┌──

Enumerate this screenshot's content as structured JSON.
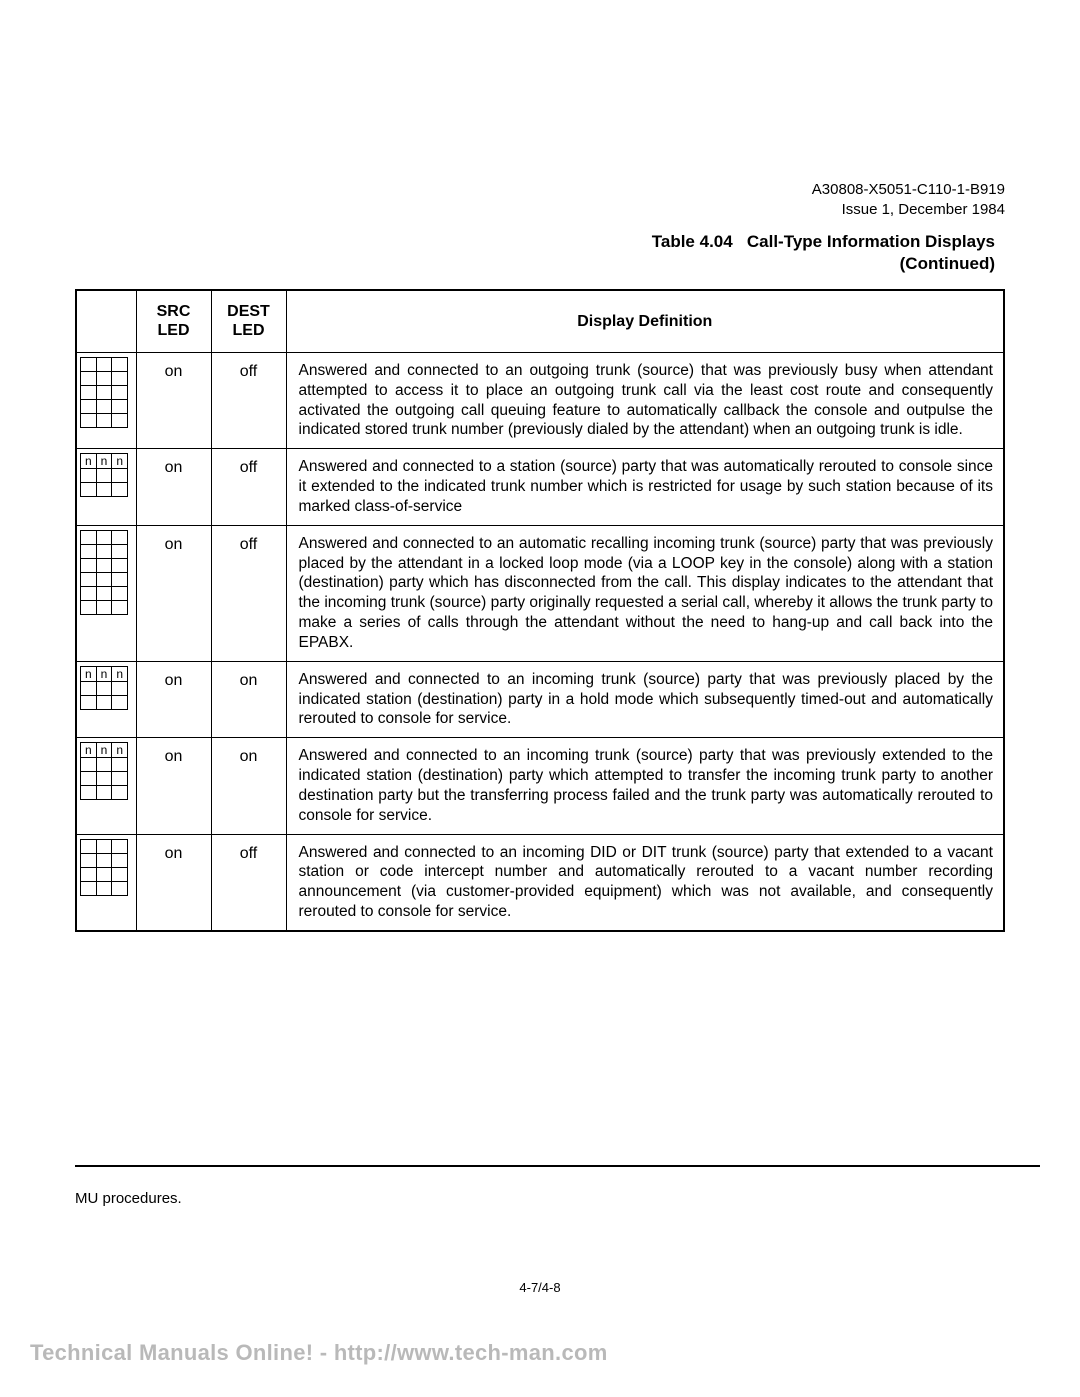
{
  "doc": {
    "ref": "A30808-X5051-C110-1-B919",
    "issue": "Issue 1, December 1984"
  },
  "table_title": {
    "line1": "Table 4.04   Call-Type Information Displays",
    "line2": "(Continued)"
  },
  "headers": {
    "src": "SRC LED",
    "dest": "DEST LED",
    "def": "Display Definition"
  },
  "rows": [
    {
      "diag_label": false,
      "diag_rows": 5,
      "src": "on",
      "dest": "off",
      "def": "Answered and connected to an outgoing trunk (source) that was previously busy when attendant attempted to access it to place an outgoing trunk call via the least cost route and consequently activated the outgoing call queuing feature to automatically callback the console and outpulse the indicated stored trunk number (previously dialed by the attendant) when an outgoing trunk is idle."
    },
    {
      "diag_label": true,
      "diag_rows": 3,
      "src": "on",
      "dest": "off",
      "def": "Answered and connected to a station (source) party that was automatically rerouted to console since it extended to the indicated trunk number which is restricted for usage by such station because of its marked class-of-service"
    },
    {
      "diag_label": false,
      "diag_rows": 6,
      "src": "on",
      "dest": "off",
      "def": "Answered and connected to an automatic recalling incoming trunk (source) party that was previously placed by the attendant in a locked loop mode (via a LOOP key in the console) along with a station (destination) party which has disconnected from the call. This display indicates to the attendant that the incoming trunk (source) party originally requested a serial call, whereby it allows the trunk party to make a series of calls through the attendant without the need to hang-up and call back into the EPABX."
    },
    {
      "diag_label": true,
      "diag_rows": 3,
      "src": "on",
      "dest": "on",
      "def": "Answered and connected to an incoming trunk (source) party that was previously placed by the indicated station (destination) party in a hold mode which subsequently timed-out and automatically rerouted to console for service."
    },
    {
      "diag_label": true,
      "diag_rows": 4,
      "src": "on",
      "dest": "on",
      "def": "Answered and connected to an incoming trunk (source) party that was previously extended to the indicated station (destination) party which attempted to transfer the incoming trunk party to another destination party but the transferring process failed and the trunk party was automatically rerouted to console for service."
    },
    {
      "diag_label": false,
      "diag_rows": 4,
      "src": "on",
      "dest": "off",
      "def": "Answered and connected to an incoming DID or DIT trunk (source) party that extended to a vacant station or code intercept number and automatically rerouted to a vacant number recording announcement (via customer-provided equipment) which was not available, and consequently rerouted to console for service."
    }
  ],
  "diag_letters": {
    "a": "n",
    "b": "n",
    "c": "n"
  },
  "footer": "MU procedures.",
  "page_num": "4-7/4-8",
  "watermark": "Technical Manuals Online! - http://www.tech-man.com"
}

└──
┌──

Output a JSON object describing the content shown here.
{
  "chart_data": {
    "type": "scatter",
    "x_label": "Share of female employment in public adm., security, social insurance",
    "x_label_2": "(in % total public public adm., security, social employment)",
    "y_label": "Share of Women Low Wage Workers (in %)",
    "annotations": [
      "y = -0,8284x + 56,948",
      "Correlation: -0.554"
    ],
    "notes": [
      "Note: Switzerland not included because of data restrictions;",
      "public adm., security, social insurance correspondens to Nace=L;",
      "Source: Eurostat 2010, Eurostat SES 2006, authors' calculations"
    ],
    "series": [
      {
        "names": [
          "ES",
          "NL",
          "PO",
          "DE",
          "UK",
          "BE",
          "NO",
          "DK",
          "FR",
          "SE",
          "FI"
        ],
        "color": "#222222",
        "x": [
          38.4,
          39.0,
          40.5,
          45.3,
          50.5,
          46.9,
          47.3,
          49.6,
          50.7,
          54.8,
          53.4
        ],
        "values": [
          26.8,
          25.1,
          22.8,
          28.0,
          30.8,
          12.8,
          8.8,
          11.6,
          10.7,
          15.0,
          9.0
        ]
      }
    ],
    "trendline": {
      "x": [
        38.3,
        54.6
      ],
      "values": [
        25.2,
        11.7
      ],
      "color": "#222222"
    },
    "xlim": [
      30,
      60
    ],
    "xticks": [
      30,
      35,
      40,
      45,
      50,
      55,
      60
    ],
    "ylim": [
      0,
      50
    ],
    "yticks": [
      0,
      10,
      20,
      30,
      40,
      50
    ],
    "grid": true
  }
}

└──

* **Exercise description**: What is the number of lines in the listing that include the word "insurance"? Give that number and nothing else.

* **Answer for this exercise**: 2